== Entries shown ==
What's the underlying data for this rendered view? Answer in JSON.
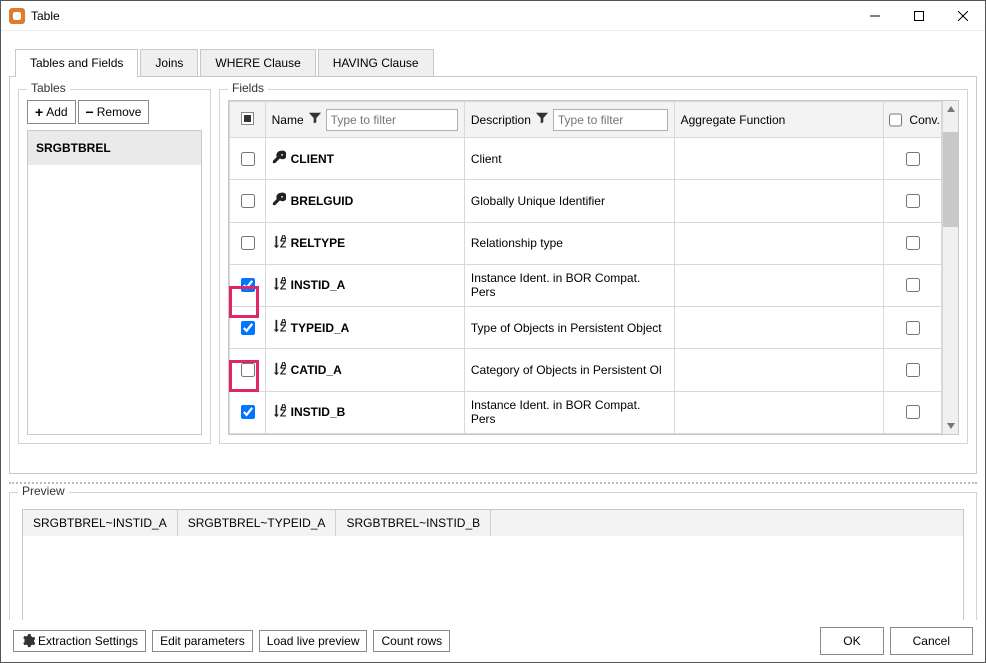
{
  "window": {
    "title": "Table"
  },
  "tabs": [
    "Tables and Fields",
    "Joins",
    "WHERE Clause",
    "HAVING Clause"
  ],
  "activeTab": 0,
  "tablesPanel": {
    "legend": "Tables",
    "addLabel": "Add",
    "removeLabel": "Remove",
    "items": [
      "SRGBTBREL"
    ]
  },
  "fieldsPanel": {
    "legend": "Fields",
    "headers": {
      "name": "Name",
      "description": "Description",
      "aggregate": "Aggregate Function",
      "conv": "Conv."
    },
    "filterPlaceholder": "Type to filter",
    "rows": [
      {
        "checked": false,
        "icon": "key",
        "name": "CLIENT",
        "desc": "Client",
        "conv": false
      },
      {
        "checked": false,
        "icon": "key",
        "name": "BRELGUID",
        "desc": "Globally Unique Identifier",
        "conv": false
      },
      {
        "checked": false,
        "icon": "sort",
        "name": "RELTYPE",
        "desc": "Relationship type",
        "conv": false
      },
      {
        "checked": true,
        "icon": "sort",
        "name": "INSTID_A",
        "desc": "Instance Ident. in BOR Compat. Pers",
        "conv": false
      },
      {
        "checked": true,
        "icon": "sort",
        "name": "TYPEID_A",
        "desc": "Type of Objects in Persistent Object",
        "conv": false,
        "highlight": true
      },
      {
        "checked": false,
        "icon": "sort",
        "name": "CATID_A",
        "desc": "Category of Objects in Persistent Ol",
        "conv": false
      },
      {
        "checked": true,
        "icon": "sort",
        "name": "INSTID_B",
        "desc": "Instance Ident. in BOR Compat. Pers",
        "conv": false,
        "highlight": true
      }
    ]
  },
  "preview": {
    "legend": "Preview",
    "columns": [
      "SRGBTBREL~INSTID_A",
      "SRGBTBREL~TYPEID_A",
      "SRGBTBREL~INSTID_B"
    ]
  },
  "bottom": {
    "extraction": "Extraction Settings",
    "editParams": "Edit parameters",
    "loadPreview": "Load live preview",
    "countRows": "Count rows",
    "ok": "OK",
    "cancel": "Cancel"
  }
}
...
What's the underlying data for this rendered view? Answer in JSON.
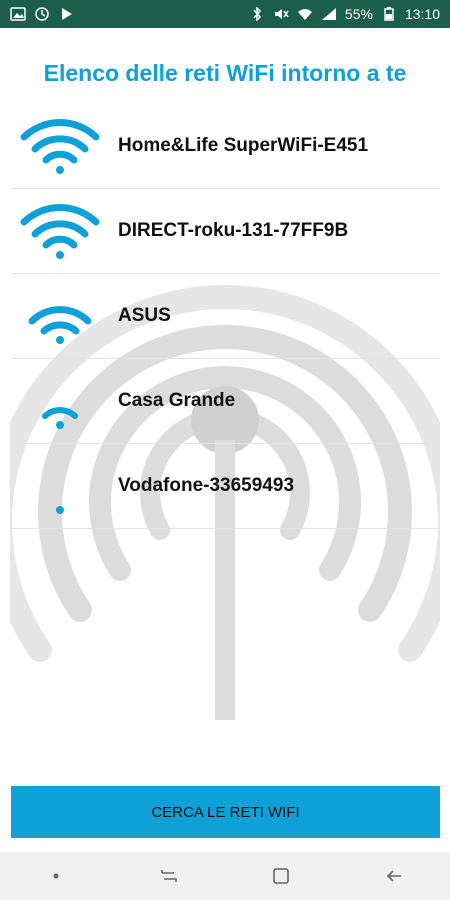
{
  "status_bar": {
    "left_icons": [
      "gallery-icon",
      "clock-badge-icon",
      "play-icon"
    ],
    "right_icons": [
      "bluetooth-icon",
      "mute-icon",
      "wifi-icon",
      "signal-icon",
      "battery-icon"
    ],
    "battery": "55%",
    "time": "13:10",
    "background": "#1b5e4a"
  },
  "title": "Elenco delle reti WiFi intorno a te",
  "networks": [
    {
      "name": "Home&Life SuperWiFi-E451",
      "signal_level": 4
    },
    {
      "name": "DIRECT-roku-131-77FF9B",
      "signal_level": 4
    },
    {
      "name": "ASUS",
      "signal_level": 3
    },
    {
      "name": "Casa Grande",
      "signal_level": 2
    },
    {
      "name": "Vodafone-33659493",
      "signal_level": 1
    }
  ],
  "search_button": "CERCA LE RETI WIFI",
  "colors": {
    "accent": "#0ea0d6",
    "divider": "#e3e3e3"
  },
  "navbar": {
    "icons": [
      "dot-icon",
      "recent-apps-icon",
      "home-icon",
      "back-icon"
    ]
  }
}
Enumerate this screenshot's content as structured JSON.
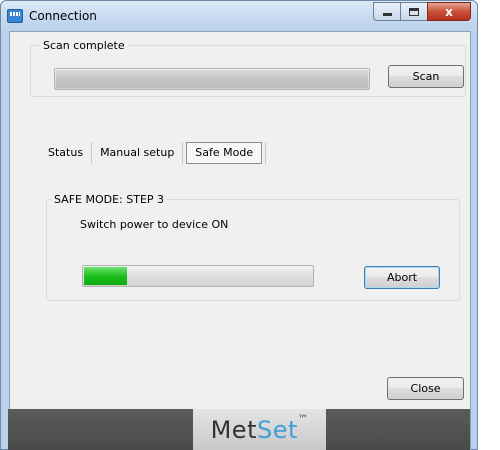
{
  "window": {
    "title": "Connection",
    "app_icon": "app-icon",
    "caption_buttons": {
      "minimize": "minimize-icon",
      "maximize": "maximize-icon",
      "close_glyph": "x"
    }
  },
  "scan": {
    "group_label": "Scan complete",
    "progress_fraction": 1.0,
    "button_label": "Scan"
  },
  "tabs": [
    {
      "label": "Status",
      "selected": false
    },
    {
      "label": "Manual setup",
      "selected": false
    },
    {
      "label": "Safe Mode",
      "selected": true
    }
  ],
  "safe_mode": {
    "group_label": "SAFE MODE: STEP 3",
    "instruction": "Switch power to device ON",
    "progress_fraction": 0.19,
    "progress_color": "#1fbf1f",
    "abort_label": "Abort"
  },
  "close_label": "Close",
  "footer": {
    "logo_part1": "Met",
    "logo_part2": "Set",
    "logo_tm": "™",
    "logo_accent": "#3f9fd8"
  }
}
---
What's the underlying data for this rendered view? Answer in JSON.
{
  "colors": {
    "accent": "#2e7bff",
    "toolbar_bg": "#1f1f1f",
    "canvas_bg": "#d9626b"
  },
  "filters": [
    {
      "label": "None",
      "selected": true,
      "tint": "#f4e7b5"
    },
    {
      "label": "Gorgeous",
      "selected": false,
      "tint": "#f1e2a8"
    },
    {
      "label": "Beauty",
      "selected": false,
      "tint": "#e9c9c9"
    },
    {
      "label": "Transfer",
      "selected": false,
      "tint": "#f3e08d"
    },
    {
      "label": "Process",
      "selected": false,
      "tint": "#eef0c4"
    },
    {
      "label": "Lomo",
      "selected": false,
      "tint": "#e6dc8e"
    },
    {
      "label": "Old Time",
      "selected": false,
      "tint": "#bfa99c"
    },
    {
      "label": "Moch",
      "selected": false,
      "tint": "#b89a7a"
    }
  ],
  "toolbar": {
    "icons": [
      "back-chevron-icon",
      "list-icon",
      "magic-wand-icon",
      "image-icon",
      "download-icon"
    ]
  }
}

== Goal of the exercise ==
Report all lines of the material that contain the word "tint".

== Result below ==
      "tint": "#f4e7b5"
      "tint": "#f1e2a8"
      "tint": "#e9c9c9"
      "tint": "#f3e08d"
      "tint": "#eef0c4"
      "tint": "#e6dc8e"
      "tint": "#bfa99c"
      "tint": "#b89a7a"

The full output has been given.